• [Stated task] Leave out the pictures and copy each record below exactly.

• [Recorded data]
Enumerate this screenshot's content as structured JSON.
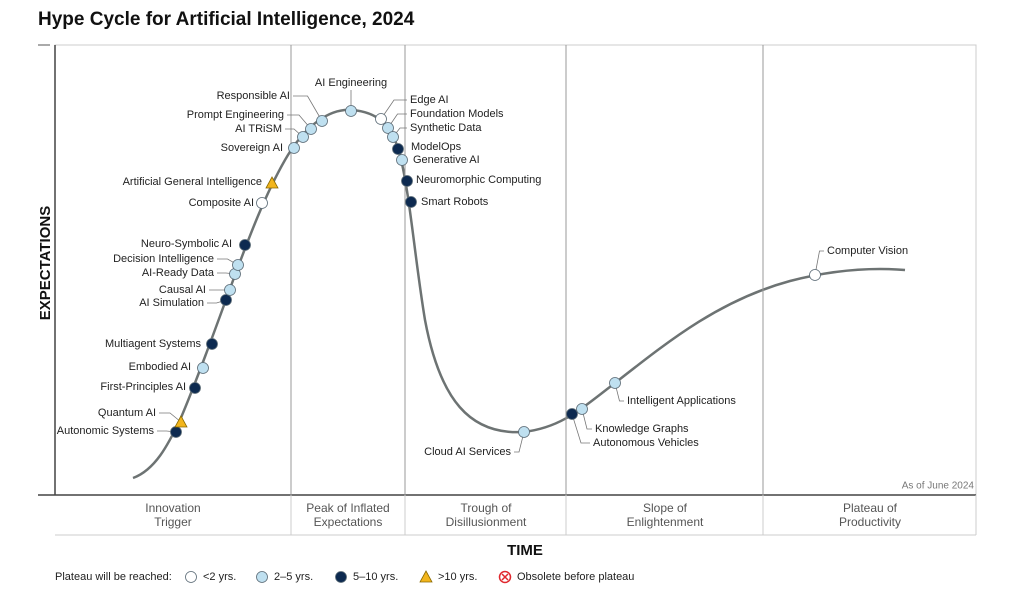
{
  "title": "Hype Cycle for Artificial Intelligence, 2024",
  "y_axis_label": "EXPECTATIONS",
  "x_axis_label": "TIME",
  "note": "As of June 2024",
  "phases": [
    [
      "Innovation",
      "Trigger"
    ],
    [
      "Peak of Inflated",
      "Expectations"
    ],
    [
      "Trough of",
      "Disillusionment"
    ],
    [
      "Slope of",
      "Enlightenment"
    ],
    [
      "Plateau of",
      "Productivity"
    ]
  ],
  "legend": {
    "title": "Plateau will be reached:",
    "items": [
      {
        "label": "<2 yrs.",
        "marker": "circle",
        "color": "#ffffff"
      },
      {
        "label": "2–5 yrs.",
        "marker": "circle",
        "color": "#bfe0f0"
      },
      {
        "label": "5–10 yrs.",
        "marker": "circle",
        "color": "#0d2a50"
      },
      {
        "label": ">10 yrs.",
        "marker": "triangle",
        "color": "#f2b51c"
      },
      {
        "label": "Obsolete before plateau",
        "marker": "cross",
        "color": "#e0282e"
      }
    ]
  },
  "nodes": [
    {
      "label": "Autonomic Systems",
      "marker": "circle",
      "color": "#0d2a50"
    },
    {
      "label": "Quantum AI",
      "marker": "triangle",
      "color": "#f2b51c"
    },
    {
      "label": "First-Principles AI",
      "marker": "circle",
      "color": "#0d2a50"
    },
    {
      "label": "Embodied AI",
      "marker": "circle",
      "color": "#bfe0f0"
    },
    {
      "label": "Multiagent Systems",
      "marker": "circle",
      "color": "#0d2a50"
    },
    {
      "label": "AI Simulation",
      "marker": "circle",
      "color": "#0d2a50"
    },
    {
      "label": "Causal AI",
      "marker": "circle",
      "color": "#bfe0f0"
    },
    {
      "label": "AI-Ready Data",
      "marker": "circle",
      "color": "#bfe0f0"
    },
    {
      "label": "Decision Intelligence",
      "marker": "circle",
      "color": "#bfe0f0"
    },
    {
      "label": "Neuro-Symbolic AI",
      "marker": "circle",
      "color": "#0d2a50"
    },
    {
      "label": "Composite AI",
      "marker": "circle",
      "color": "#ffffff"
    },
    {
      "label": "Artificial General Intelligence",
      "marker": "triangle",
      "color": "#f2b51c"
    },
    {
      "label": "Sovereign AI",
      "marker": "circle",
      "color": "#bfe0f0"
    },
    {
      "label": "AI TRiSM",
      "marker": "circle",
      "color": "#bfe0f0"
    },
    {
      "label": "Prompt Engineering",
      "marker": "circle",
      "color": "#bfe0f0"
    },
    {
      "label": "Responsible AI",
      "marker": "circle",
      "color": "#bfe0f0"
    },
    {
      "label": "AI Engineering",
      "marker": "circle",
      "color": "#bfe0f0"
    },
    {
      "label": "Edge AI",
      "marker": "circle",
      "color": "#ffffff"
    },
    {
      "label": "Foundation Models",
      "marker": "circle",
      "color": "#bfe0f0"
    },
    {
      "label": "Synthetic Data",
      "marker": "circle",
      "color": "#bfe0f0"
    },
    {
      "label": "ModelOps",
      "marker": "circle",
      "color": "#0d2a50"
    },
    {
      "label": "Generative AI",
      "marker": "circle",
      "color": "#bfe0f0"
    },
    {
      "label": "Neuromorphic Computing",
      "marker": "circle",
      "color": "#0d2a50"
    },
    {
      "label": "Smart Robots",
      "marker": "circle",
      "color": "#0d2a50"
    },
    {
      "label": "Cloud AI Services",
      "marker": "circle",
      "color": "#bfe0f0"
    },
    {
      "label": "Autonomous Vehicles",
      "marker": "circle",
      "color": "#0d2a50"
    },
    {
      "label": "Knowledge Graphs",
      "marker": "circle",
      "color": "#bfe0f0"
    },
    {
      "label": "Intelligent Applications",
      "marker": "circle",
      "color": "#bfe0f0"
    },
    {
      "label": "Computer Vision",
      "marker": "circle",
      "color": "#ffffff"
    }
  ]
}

• [Full answer]
Enumerate this screenshot's content as structured JSON.
{
  "title": "Hype Cycle for Artificial Intelligence, 2024",
  "y_axis_label": "EXPECTATIONS",
  "x_axis_label": "TIME",
  "note": "As of June 2024",
  "phases": [
    [
      "Innovation",
      "Trigger"
    ],
    [
      "Peak of Inflated",
      "Expectations"
    ],
    [
      "Trough of",
      "Disillusionment"
    ],
    [
      "Slope of",
      "Enlightenment"
    ],
    [
      "Plateau of",
      "Productivity"
    ]
  ],
  "legend": {
    "title": "Plateau will be reached:",
    "items": [
      {
        "label": "<2 yrs.",
        "marker": "circle",
        "color": "#ffffff"
      },
      {
        "label": "2–5 yrs.",
        "marker": "circle",
        "color": "#bfe0f0"
      },
      {
        "label": "5–10 yrs.",
        "marker": "circle",
        "color": "#0d2a50"
      },
      {
        "label": ">10 yrs.",
        "marker": "triangle",
        "color": "#f2b51c"
      },
      {
        "label": "Obsolete before plateau",
        "marker": "cross",
        "color": "#e0282e"
      }
    ]
  },
  "nodes": [
    {
      "label": "Autonomic Systems",
      "marker": "circle",
      "color": "#0d2a50"
    },
    {
      "label": "Quantum AI",
      "marker": "triangle",
      "color": "#f2b51c"
    },
    {
      "label": "First-Principles AI",
      "marker": "circle",
      "color": "#0d2a50"
    },
    {
      "label": "Embodied AI",
      "marker": "circle",
      "color": "#bfe0f0"
    },
    {
      "label": "Multiagent Systems",
      "marker": "circle",
      "color": "#0d2a50"
    },
    {
      "label": "AI Simulation",
      "marker": "circle",
      "color": "#0d2a50"
    },
    {
      "label": "Causal AI",
      "marker": "circle",
      "color": "#bfe0f0"
    },
    {
      "label": "AI-Ready Data",
      "marker": "circle",
      "color": "#bfe0f0"
    },
    {
      "label": "Decision Intelligence",
      "marker": "circle",
      "color": "#bfe0f0"
    },
    {
      "label": "Neuro-Symbolic AI",
      "marker": "circle",
      "color": "#0d2a50"
    },
    {
      "label": "Composite AI",
      "marker": "circle",
      "color": "#ffffff"
    },
    {
      "label": "Artificial General Intelligence",
      "marker": "triangle",
      "color": "#f2b51c"
    },
    {
      "label": "Sovereign AI",
      "marker": "circle",
      "color": "#bfe0f0"
    },
    {
      "label": "AI TRiSM",
      "marker": "circle",
      "color": "#bfe0f0"
    },
    {
      "label": "Prompt Engineering",
      "marker": "circle",
      "color": "#bfe0f0"
    },
    {
      "label": "Responsible AI",
      "marker": "circle",
      "color": "#bfe0f0"
    },
    {
      "label": "AI Engineering",
      "marker": "circle",
      "color": "#bfe0f0"
    },
    {
      "label": "Edge AI",
      "marker": "circle",
      "color": "#ffffff"
    },
    {
      "label": "Foundation Models",
      "marker": "circle",
      "color": "#bfe0f0"
    },
    {
      "label": "Synthetic Data",
      "marker": "circle",
      "color": "#bfe0f0"
    },
    {
      "label": "ModelOps",
      "marker": "circle",
      "color": "#0d2a50"
    },
    {
      "label": "Generative AI",
      "marker": "circle",
      "color": "#bfe0f0"
    },
    {
      "label": "Neuromorphic Computing",
      "marker": "circle",
      "color": "#0d2a50"
    },
    {
      "label": "Smart Robots",
      "marker": "circle",
      "color": "#0d2a50"
    },
    {
      "label": "Cloud AI Services",
      "marker": "circle",
      "color": "#bfe0f0"
    },
    {
      "label": "Autonomous Vehicles",
      "marker": "circle",
      "color": "#0d2a50"
    },
    {
      "label": "Knowledge Graphs",
      "marker": "circle",
      "color": "#bfe0f0"
    },
    {
      "label": "Intelligent Applications",
      "marker": "circle",
      "color": "#bfe0f0"
    },
    {
      "label": "Computer Vision",
      "marker": "circle",
      "color": "#ffffff"
    }
  ]
}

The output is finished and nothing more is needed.